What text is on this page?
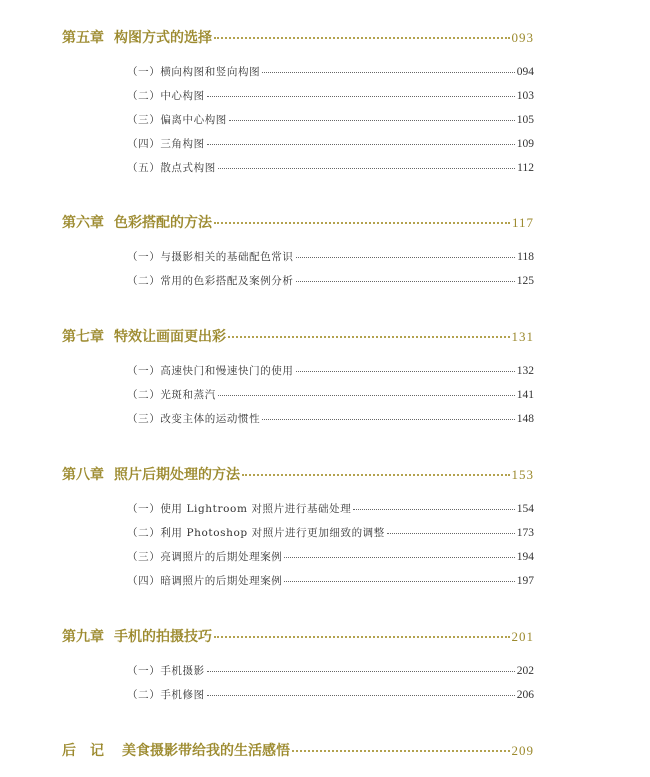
第五章 构图方式的选择	093
（一） 横向构图和竖向构图	094
（二） 中心构图	103
（三） 偏离中心构图	105
（四） 三角构图	109
（五） 散点式构图	112
第六章 色彩搭配的方法	117
（一） 与摄影相关的基础配色常识	118
（二） 常用的色彩搭配及案例分析	125
第七章 特效让画面更出彩	131
（一） 高速快门和慢速快门的使用	132
（二） 光斑和蒸汽	141
（三） 改变主体的运动惯性	148
第八章 照片后期处理的方法	153
（一） 使用 Lightroom 对照片进行基础处理	154
（二） 利用 Photoshop 对照片进行更加细致的调整	173
（三） 亮调照片的后期处理案例	194
（四） 暗调照片的后期处理案例	197
第九章 手机的拍摄技巧	201
（一） 手机摄影	202
（二） 手机修图	206
后　记 美食摄影带给我的生活感悟	209
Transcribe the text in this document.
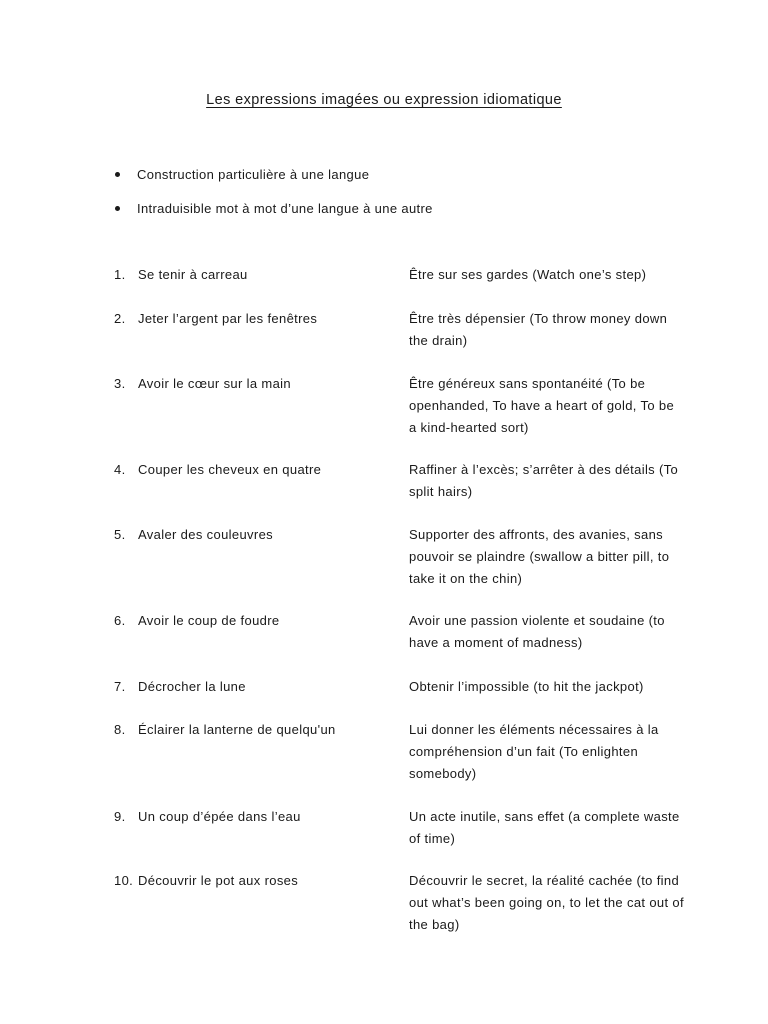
Les expressions imagées ou expression idiomatique
Construction particulière à une langue
Intraduisible mot à mot d’une langue à une autre
1. Se tenir à carreau	Être sur ses gardes (Watch one’s step)
2. Jeter l’argent par les fenêtres	Être très dépensier (To throw money down the drain)
3. Avoir le cœur sur la main	Être généreux sans spontanéité (To be openhanded, To have a heart of gold, To be a kind-hearted sort)
4. Couper les cheveux en quatre	Raffiner à l’excès; s’arrêter à des détails (To split hairs)
5. Avaler des couleuvres	Supporter des affronts, des avanies, sans pouvoir se plaindre (swallow a bitter pill, to take it on the chin)
6. Avoir le coup de foudre	Avoir une passion violente et soudaine (to have a moment of madness)
7. Décrocher la lune	Obtenir l’impossible (to hit the jackpot)
8. Éclairer la lanterne de quelqu'un	Lui donner les éléments nécessaires à la compréhension d’un fait (To enlighten somebody)
9. Un coup d’épée dans l’eau	Un acte inutile, sans effet (a complete waste of time)
10. Découvrir le pot aux roses	Découvrir le secret, la réalité cachée (to find out what’s been going on, to let the cat out of the bag)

DIRECTION
Out of the preceding entries, pull every line containing the string "have".

RIGHT ANSWER
3. Avoir le cœur sur la main	Être généreux sans spontanéité (To be openhanded, To have a heart of gold, To be a kind-hearted sort)
6. Avoir le coup de foudre	Avoir une passion violente et soudaine (to have a moment of madness)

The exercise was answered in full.